## Start Record extracts

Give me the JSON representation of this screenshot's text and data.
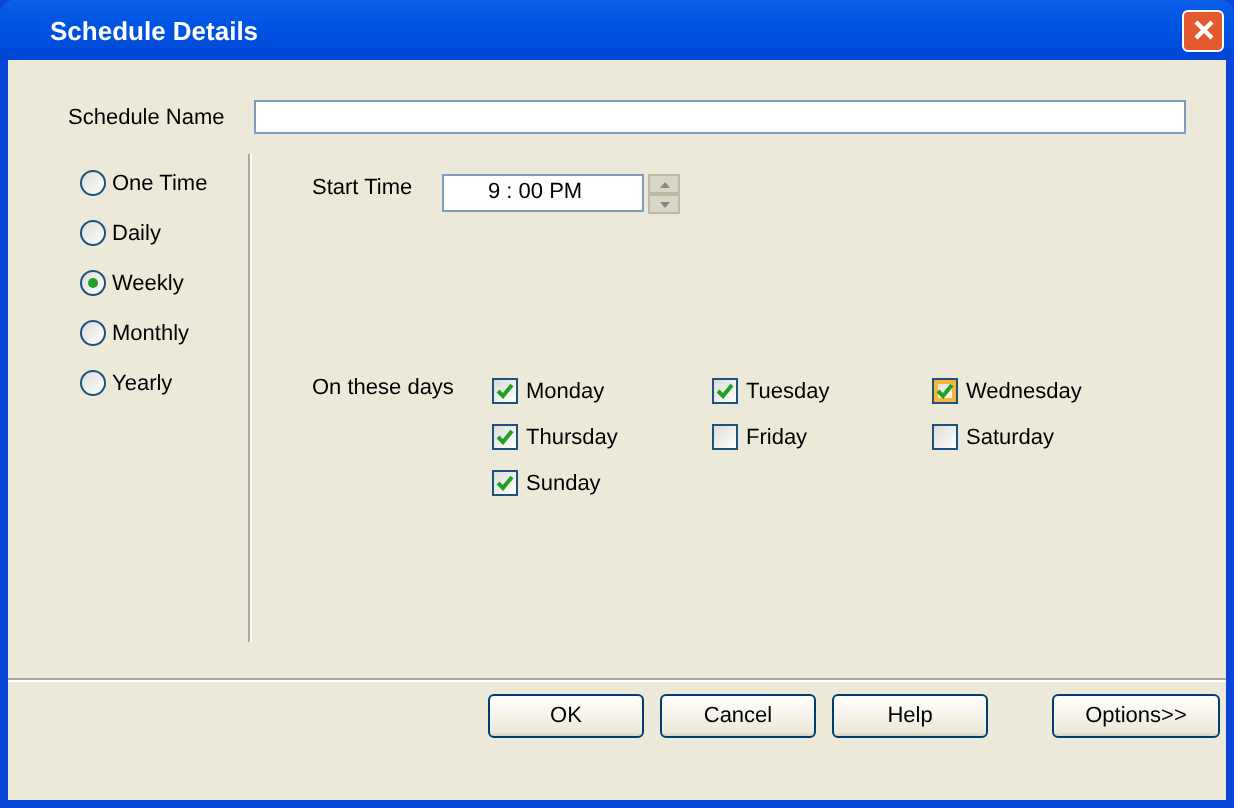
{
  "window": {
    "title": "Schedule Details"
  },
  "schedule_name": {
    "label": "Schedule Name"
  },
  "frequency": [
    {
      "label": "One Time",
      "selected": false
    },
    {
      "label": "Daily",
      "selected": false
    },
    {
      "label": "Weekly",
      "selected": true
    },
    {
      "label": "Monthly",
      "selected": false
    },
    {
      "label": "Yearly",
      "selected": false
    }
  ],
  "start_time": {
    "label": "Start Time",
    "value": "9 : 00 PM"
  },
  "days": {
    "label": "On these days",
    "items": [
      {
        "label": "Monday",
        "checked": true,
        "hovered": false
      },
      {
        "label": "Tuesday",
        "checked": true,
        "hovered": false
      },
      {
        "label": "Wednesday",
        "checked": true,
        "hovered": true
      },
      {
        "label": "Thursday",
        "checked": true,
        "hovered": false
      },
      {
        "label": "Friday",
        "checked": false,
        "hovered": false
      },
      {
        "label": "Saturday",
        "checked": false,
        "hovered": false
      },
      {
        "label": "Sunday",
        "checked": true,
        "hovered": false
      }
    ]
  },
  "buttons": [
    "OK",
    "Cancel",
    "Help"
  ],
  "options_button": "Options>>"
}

## End Record extracts

→ What you need to do
Except for the pictures, give all the material above again verbatim.

→ Reply
Give me the JSON representation of this screenshot's text and data.
{
  "window": {
    "title": "Schedule Details"
  },
  "schedule_name": {
    "label": "Schedule Name"
  },
  "frequency": [
    {
      "label": "One Time",
      "selected": false
    },
    {
      "label": "Daily",
      "selected": false
    },
    {
      "label": "Weekly",
      "selected": true
    },
    {
      "label": "Monthly",
      "selected": false
    },
    {
      "label": "Yearly",
      "selected": false
    }
  ],
  "start_time": {
    "label": "Start Time",
    "value": "9 : 00 PM"
  },
  "days": {
    "label": "On these days",
    "items": [
      {
        "label": "Monday",
        "checked": true,
        "hovered": false
      },
      {
        "label": "Tuesday",
        "checked": true,
        "hovered": false
      },
      {
        "label": "Wednesday",
        "checked": true,
        "hovered": true
      },
      {
        "label": "Thursday",
        "checked": true,
        "hovered": false
      },
      {
        "label": "Friday",
        "checked": false,
        "hovered": false
      },
      {
        "label": "Saturday",
        "checked": false,
        "hovered": false
      },
      {
        "label": "Sunday",
        "checked": true,
        "hovered": false
      }
    ]
  },
  "buttons": [
    "OK",
    "Cancel",
    "Help"
  ],
  "options_button": "Options>>"
}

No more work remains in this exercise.